What you need to do: Repeat the whole listing below, word for word.

[Collected data]
──────────────────────────────

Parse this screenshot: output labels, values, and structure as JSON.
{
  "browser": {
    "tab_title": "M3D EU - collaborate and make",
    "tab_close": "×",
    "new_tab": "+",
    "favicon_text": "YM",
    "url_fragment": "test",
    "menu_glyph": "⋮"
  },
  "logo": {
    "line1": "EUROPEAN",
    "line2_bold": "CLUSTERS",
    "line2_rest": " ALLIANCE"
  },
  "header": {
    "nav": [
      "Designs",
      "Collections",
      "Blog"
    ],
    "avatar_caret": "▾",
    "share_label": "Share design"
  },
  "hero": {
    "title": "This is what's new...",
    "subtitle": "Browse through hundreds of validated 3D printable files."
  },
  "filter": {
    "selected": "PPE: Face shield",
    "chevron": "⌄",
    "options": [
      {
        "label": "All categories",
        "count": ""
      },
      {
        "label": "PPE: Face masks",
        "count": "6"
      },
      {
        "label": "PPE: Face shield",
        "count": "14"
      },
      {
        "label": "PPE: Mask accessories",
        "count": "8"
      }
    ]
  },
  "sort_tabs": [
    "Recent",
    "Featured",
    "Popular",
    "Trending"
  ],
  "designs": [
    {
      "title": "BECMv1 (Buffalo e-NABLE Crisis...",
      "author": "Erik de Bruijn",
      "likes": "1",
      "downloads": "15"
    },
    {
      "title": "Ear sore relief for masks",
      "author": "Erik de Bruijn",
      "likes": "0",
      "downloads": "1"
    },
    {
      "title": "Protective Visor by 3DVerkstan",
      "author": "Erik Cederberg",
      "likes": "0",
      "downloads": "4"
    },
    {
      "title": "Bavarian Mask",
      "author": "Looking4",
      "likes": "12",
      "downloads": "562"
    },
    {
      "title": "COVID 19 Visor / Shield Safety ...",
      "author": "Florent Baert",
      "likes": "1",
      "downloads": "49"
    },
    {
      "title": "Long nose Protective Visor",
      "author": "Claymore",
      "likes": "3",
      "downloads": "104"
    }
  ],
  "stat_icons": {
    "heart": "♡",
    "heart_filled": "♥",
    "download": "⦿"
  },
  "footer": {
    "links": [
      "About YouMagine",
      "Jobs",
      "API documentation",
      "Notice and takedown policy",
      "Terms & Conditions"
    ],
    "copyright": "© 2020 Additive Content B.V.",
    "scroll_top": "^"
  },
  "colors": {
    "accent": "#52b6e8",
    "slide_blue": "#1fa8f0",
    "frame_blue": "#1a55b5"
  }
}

──────────────────────────────

Output for this task:
Parse this screenshot: output labels, values, and structure as JSON.
{
  "browser": {
    "tab_title": "M3D EU - collaborate and make",
    "tab_close": "×",
    "new_tab": "+",
    "favicon_text": "YM",
    "url_fragment": "test",
    "menu_glyph": "⋮"
  },
  "logo": {
    "line1": "EUROPEAN",
    "line2_bold": "CLUSTERS",
    "line2_rest": " ALLIANCE"
  },
  "header": {
    "nav": [
      "Designs",
      "Collections",
      "Blog"
    ],
    "avatar_caret": "▾",
    "share_label": "Share design"
  },
  "hero": {
    "title": "This is what's new...",
    "subtitle": "Browse through hundreds of validated 3D printable files."
  },
  "filter": {
    "selected": "PPE: Face shield",
    "chevron": "⌄",
    "options": [
      {
        "label": "All categories",
        "count": ""
      },
      {
        "label": "PPE: Face masks",
        "count": "6"
      },
      {
        "label": "PPE: Face shield",
        "count": "14"
      },
      {
        "label": "PPE: Mask accessories",
        "count": "8"
      }
    ]
  },
  "sort_tabs": [
    "Recent",
    "Featured",
    "Popular",
    "Trending"
  ],
  "designs": [
    {
      "title": "BECMv1 (Buffalo e-NABLE Crisis...",
      "author": "Erik de Bruijn",
      "likes": "1",
      "downloads": "15"
    },
    {
      "title": "Ear sore relief for masks",
      "author": "Erik de Bruijn",
      "likes": "0",
      "downloads": "1"
    },
    {
      "title": "Protective Visor by 3DVerkstan",
      "author": "Erik Cederberg",
      "likes": "0",
      "downloads": "4"
    },
    {
      "title": "Bavarian Mask",
      "author": "Looking4",
      "likes": "12",
      "downloads": "562"
    },
    {
      "title": "COVID 19 Visor / Shield Safety ...",
      "author": "Florent Baert",
      "likes": "1",
      "downloads": "49"
    },
    {
      "title": "Long nose Protective Visor",
      "author": "Claymore",
      "likes": "3",
      "downloads": "104"
    }
  ],
  "stat_icons": {
    "heart": "♡",
    "heart_filled": "♥",
    "download": "⦿"
  },
  "footer": {
    "links": [
      "About YouMagine",
      "Jobs",
      "API documentation",
      "Notice and takedown policy",
      "Terms & Conditions"
    ],
    "copyright": "© 2020 Additive Content B.V.",
    "scroll_top": "^"
  },
  "colors": {
    "accent": "#52b6e8",
    "slide_blue": "#1fa8f0",
    "frame_blue": "#1a55b5"
  }
}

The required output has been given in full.